Low ergosterol levels (0.41–0.69 ng/m3) in the air of studied rooms confirmed observations made by Gutarowska et al. (2014) for rooms with low fungal contamination. An ergosterol concentration above 1 ng per m3 can be considered as an indicator of excessive mould contamination of indoor air (103 cfu/m3) (Gutarowska et al., 2014). Our study found a significant correlation between the number of fungi in the air of museums and archives and ergosterol concentration. Ergosterol has been recommended previously as a good chemical indicator for evaluating mould concentrations in the air (Miller and Young 1997; Pasanen et al. 1999; Robine et al. 2005). No correlations were found between the number of fungi on the surfaces and ergosterol concentrations.

→ **Dataset extract**:
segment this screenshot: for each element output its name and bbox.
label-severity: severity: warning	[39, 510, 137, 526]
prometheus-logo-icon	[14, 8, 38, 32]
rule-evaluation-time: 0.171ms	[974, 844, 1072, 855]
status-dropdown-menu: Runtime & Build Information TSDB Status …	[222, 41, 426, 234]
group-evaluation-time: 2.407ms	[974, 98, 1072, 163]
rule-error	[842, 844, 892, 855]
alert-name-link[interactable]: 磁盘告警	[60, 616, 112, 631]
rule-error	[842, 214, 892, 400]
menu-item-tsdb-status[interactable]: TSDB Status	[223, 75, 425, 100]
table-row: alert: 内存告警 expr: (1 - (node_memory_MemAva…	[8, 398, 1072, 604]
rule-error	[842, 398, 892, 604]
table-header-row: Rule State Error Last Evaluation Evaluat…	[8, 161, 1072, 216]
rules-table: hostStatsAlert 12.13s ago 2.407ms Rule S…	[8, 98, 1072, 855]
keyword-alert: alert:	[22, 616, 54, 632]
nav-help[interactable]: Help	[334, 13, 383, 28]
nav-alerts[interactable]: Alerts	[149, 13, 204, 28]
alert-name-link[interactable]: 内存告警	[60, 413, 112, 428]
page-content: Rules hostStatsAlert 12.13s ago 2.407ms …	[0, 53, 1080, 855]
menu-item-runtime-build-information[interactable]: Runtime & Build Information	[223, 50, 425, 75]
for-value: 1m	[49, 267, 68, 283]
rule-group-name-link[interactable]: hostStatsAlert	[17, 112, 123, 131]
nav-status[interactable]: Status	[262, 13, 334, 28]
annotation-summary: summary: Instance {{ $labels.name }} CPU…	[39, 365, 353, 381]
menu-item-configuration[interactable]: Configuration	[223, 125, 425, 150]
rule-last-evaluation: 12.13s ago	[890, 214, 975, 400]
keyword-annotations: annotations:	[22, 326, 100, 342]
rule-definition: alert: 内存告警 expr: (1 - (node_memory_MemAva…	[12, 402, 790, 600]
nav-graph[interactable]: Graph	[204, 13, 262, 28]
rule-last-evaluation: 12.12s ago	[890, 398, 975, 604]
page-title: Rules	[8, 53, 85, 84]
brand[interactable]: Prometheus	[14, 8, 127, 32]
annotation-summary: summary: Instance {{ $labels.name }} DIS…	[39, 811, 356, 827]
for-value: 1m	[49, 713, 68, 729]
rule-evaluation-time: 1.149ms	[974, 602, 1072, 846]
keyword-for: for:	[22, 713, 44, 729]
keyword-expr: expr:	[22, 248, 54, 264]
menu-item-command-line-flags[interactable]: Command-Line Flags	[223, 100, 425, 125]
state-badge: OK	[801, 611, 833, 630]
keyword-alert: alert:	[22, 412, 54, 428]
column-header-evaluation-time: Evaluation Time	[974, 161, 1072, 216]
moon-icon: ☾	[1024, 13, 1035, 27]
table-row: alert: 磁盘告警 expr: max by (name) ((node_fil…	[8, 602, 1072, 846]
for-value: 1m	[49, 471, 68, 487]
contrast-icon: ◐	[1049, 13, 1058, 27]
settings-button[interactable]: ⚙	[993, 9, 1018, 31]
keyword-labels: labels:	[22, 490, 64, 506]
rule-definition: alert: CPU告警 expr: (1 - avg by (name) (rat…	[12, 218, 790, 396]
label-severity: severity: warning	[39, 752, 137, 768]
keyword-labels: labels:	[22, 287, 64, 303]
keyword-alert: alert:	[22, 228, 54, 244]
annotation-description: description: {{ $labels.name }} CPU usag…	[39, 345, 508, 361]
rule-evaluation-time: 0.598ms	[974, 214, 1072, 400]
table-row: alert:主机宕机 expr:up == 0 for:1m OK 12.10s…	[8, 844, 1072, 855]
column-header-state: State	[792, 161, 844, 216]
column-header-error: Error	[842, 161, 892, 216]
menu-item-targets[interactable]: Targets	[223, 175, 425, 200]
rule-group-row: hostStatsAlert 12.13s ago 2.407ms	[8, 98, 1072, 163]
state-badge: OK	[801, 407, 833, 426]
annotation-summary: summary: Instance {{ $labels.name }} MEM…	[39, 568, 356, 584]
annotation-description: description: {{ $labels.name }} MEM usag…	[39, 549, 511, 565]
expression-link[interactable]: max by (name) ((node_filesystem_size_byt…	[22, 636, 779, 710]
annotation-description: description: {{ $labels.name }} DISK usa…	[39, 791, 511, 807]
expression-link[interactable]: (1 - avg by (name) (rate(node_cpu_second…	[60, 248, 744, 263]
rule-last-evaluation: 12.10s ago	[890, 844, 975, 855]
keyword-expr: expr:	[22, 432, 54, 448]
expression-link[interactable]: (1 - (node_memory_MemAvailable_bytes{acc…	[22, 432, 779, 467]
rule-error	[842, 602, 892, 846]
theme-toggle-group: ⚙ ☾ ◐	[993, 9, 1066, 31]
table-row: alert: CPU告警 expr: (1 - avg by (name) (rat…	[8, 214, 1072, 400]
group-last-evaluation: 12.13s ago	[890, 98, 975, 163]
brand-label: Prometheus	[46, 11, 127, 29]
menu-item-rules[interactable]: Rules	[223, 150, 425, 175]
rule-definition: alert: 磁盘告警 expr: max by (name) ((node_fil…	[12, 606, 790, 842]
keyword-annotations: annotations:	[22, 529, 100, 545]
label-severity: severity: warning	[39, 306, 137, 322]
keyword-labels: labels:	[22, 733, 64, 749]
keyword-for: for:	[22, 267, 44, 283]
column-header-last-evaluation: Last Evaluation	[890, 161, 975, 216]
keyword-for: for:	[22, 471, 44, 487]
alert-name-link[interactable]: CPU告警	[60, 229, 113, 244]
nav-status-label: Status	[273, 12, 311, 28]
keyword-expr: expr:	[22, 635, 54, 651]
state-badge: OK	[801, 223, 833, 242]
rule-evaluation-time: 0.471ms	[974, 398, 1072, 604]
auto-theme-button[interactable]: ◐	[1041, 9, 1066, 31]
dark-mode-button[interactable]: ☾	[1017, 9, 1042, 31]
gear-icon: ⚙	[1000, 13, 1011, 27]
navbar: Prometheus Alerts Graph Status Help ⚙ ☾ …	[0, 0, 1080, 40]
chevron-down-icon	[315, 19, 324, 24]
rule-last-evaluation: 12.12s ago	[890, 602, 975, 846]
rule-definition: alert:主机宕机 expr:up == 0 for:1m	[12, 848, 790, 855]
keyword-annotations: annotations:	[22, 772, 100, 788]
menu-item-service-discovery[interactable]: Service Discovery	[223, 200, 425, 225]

→ **Task requirements**:
**A.** In the ergosterol passage, what ergosterol level in indoor air points to excessive mould contamination?
**B.** Name every study the ergosterol passage cites, each with its year.
The listing is not needed for this work.

→ **Response list**:
**A.** An ergosterol concentration above 1 ng per m3.

**B.**
Gutarowska et al. (2014)
Miller and Young (1997)
Pasanen et al. (1999)
Robine et al. (2005)